++++ Data excerpts ++++
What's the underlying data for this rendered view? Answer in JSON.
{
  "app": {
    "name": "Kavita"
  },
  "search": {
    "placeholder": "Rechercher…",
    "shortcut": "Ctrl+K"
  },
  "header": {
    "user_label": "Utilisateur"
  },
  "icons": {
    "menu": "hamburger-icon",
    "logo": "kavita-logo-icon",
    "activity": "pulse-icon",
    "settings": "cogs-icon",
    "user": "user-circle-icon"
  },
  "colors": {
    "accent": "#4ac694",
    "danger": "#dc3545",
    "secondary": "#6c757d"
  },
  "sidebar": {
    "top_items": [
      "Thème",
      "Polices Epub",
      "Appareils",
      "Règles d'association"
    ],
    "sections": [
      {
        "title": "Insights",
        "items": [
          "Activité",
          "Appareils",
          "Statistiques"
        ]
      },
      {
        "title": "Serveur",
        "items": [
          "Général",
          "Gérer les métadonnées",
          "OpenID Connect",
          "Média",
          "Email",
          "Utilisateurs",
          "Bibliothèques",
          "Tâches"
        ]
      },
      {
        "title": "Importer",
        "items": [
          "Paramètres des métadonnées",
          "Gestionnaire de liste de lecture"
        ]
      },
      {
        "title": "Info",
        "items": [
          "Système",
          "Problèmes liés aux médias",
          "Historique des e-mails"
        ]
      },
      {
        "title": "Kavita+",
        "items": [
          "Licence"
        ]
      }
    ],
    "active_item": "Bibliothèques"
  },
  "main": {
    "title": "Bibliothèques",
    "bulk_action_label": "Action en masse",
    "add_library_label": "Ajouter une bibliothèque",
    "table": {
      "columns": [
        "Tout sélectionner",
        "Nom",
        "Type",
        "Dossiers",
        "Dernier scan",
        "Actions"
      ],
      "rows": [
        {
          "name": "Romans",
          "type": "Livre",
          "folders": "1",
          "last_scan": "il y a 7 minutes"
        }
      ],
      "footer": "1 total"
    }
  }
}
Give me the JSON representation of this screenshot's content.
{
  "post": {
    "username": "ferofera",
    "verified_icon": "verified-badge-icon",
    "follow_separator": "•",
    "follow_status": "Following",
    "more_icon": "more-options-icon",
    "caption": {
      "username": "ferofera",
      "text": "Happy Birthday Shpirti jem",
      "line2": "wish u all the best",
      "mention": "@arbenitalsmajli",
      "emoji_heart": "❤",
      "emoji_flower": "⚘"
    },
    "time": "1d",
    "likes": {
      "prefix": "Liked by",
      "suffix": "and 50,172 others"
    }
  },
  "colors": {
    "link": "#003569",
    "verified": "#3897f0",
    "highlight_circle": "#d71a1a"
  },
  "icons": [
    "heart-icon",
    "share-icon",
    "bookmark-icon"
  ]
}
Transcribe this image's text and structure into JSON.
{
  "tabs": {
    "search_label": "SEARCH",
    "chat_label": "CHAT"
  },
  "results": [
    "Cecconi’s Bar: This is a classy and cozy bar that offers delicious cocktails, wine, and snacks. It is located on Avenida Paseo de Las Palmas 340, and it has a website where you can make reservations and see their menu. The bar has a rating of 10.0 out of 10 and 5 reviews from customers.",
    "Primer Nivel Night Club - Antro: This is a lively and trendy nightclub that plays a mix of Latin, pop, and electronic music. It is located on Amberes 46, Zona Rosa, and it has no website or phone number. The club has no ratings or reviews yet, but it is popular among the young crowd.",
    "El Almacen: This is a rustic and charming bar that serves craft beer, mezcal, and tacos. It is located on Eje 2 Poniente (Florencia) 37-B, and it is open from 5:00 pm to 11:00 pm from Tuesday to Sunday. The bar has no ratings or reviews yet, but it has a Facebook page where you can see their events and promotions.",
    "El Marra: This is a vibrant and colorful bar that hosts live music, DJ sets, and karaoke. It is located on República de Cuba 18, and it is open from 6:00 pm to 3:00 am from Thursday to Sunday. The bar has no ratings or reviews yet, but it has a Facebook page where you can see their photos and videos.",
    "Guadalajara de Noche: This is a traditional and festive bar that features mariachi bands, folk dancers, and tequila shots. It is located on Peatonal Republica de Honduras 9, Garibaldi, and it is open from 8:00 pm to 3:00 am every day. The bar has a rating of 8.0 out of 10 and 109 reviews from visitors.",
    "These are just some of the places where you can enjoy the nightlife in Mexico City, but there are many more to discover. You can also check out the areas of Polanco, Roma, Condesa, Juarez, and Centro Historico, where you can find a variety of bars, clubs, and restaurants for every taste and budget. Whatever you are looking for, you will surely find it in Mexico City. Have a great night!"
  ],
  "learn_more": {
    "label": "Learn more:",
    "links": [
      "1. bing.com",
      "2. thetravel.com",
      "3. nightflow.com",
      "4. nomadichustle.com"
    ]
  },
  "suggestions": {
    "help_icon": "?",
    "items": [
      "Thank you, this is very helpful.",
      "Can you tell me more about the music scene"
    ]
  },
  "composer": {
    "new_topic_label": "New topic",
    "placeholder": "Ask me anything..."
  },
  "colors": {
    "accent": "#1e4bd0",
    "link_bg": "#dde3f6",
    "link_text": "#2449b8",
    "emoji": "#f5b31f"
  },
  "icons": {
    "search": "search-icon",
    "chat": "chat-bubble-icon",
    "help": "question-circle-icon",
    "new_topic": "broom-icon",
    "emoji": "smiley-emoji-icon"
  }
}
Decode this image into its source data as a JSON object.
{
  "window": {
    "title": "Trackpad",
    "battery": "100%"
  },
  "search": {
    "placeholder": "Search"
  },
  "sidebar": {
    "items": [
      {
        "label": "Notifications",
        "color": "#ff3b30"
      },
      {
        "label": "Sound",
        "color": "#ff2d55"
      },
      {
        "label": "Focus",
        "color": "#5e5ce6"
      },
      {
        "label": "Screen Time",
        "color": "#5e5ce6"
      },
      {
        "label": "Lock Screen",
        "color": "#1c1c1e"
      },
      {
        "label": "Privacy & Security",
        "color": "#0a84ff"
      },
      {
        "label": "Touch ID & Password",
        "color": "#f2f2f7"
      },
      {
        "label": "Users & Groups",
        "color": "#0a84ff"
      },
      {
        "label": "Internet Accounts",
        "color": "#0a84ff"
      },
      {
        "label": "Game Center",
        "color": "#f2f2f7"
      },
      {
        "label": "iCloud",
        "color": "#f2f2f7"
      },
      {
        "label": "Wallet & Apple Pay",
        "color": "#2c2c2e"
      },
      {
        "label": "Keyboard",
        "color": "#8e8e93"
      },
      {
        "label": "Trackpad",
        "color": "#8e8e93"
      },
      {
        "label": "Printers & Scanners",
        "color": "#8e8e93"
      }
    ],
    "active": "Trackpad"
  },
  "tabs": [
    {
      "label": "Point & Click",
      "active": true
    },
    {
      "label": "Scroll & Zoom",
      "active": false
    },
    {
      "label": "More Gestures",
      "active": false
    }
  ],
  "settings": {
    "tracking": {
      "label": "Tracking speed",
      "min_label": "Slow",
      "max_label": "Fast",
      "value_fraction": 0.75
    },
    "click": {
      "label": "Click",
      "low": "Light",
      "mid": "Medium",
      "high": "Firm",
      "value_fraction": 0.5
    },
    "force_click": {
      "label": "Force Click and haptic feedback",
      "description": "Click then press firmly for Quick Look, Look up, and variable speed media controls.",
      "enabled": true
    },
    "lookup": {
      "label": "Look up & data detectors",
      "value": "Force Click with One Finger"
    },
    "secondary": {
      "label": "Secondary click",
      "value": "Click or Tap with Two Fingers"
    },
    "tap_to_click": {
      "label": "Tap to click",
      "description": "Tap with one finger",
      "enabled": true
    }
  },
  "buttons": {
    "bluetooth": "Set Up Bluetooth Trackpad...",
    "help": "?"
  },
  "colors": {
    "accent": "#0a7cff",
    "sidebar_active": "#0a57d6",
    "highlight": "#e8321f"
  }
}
++++
Objective
The records above should be duplicated in full, exactly as given.

Solved exercise
What's the underlying data for this rendered view? Answer in JSON.
{
  "app": {
    "name": "Kavita"
  },
  "search": {
    "placeholder": "Rechercher…",
    "shortcut": "Ctrl+K"
  },
  "header": {
    "user_label": "Utilisateur"
  },
  "icons": {
    "menu": "hamburger-icon",
    "logo": "kavita-logo-icon",
    "activity": "pulse-icon",
    "settings": "cogs-icon",
    "user": "user-circle-icon"
  },
  "colors": {
    "accent": "#4ac694",
    "danger": "#dc3545",
    "secondary": "#6c757d"
  },
  "sidebar": {
    "top_items": [
      "Thème",
      "Polices Epub",
      "Appareils",
      "Règles d'association"
    ],
    "sections": [
      {
        "title": "Insights",
        "items": [
          "Activité",
          "Appareils",
          "Statistiques"
        ]
      },
      {
        "title": "Serveur",
        "items": [
          "Général",
          "Gérer les métadonnées",
          "OpenID Connect",
          "Média",
          "Email",
          "Utilisateurs",
          "Bibliothèques",
          "Tâches"
        ]
      },
      {
        "title": "Importer",
        "items": [
          "Paramètres des métadonnées",
          "Gestionnaire de liste de lecture"
        ]
      },
      {
        "title": "Info",
        "items": [
          "Système",
          "Problèmes liés aux médias",
          "Historique des e-mails"
        ]
      },
      {
        "title": "Kavita+",
        "items": [
          "Licence"
        ]
      }
    ],
    "active_item": "Bibliothèques"
  },
  "main": {
    "title": "Bibliothèques",
    "bulk_action_label": "Action en masse",
    "add_library_label": "Ajouter une bibliothèque",
    "table": {
      "columns": [
        "Tout sélectionner",
        "Nom",
        "Type",
        "Dossiers",
        "Dernier scan",
        "Actions"
      ],
      "rows": [
        {
          "name": "Romans",
          "type": "Livre",
          "folders": "1",
          "last_scan": "il y a 7 minutes"
        }
      ],
      "footer": "1 total"
    }
  }
}
Give me the JSON representation of this screenshot's content.
{
  "post": {
    "username": "ferofera",
    "verified_icon": "verified-badge-icon",
    "follow_separator": "•",
    "follow_status": "Following",
    "more_icon": "more-options-icon",
    "caption": {
      "username": "ferofera",
      "text": "Happy Birthday Shpirti jem",
      "line2": "wish u all the best",
      "mention": "@arbenitalsmajli",
      "emoji_heart": "❤",
      "emoji_flower": "⚘"
    },
    "time": "1d",
    "likes": {
      "prefix": "Liked by",
      "suffix": "and 50,172 others"
    }
  },
  "colors": {
    "link": "#003569",
    "verified": "#3897f0",
    "highlight_circle": "#d71a1a"
  },
  "icons": [
    "heart-icon",
    "share-icon",
    "bookmark-icon"
  ]
}
Transcribe this image's text and structure into JSON.
{
  "tabs": {
    "search_label": "SEARCH",
    "chat_label": "CHAT"
  },
  "results": [
    "Cecconi’s Bar: This is a classy and cozy bar that offers delicious cocktails, wine, and snacks. It is located on Avenida Paseo de Las Palmas 340, and it has a website where you can make reservations and see their menu. The bar has a rating of 10.0 out of 10 and 5 reviews from customers.",
    "Primer Nivel Night Club - Antro: This is a lively and trendy nightclub that plays a mix of Latin, pop, and electronic music. It is located on Amberes 46, Zona Rosa, and it has no website or phone number. The club has no ratings or reviews yet, but it is popular among the young crowd.",
    "El Almacen: This is a rustic and charming bar that serves craft beer, mezcal, and tacos. It is located on Eje 2 Poniente (Florencia) 37-B, and it is open from 5:00 pm to 11:00 pm from Tuesday to Sunday. The bar has no ratings or reviews yet, but it has a Facebook page where you can see their events and promotions.",
    "El Marra: This is a vibrant and colorful bar that hosts live music, DJ sets, and karaoke. It is located on República de Cuba 18, and it is open from 6:00 pm to 3:00 am from Thursday to Sunday. The bar has no ratings or reviews yet, but it has a Facebook page where you can see their photos and videos.",
    "Guadalajara de Noche: This is a traditional and festive bar that features mariachi bands, folk dancers, and tequila shots. It is located on Peatonal Republica de Honduras 9, Garibaldi, and it is open from 8:00 pm to 3:00 am every day. The bar has a rating of 8.0 out of 10 and 109 reviews from visitors.",
    "These are just some of the places where you can enjoy the nightlife in Mexico City, but there are many more to discover. You can also check out the areas of Polanco, Roma, Condesa, Juarez, and Centro Historico, where you can find a variety of bars, clubs, and restaurants for every taste and budget. Whatever you are looking for, you will surely find it in Mexico City. Have a great night!"
  ],
  "learn_more": {
    "label": "Learn more:",
    "links": [
      "1. bing.com",
      "2. thetravel.com",
      "3. nightflow.com",
      "4. nomadichustle.com"
    ]
  },
  "suggestions": {
    "help_icon": "?",
    "items": [
      "Thank you, this is very helpful.",
      "Can you tell me more about the music scene"
    ]
  },
  "composer": {
    "new_topic_label": "New topic",
    "placeholder": "Ask me anything..."
  },
  "colors": {
    "accent": "#1e4bd0",
    "link_bg": "#dde3f6",
    "link_text": "#2449b8",
    "emoji": "#f5b31f"
  },
  "icons": {
    "search": "search-icon",
    "chat": "chat-bubble-icon",
    "help": "question-circle-icon",
    "new_topic": "broom-icon",
    "emoji": "smiley-emoji-icon"
  }
}
Decode this image into its source data as a JSON object.
{
  "window": {
    "title": "Trackpad",
    "battery": "100%"
  },
  "search": {
    "placeholder": "Search"
  },
  "sidebar": {
    "items": [
      {
        "label": "Notifications",
        "color": "#ff3b30"
      },
      {
        "label": "Sound",
        "color": "#ff2d55"
      },
      {
        "label": "Focus",
        "color": "#5e5ce6"
      },
      {
        "label": "Screen Time",
        "color": "#5e5ce6"
      },
      {
        "label": "Lock Screen",
        "color": "#1c1c1e"
      },
      {
        "label": "Privacy & Security",
        "color": "#0a84ff"
      },
      {
        "label": "Touch ID & Password",
        "color": "#f2f2f7"
      },
      {
        "label": "Users & Groups",
        "color": "#0a84ff"
      },
      {
        "label": "Internet Accounts",
        "color": "#0a84ff"
      },
      {
        "label": "Game Center",
        "color": "#f2f2f7"
      },
      {
        "label": "iCloud",
        "color": "#f2f2f7"
      },
      {
        "label": "Wallet & Apple Pay",
        "color": "#2c2c2e"
      },
      {
        "label": "Keyboard",
        "color": "#8e8e93"
      },
      {
        "label": "Trackpad",
        "color": "#8e8e93"
      },
      {
        "label": "Printers & Scanners",
        "color": "#8e8e93"
      }
    ],
    "active": "Trackpad"
  },
  "tabs": [
    {
      "label": "Point & Click",
      "active": true
    },
    {
      "label": "Scroll & Zoom",
      "active": false
    },
    {
      "label": "More Gestures",
      "active": false
    }
  ],
  "settings": {
    "tracking": {
      "label": "Tracking speed",
      "min_label": "Slow",
      "max_label": "Fast",
      "value_fraction": 0.75
    },
    "click": {
      "label": "Click",
      "low": "Light",
      "mid": "Medium",
      "high": "Firm",
      "value_fraction": 0.5
    },
    "force_click": {
      "label": "Force Click and haptic feedback",
      "description": "Click then press firmly for Quick Look, Look up, and variable speed media controls.",
      "enabled": true
    },
    "lookup": {
      "label": "Look up & data detectors",
      "value": "Force Click with One Finger"
    },
    "secondary": {
      "label": "Secondary click",
      "value": "Click or Tap with Two Fingers"
    },
    "tap_to_click": {
      "label": "Tap to click",
      "description": "Tap with one finger",
      "enabled": true
    }
  },
  "buttons": {
    "bluetooth": "Set Up Bluetooth Trackpad...",
    "help": "?"
  },
  "colors": {
    "accent": "#0a7cff",
    "sidebar_active": "#0a57d6",
    "highlight": "#e8321f"
  }
}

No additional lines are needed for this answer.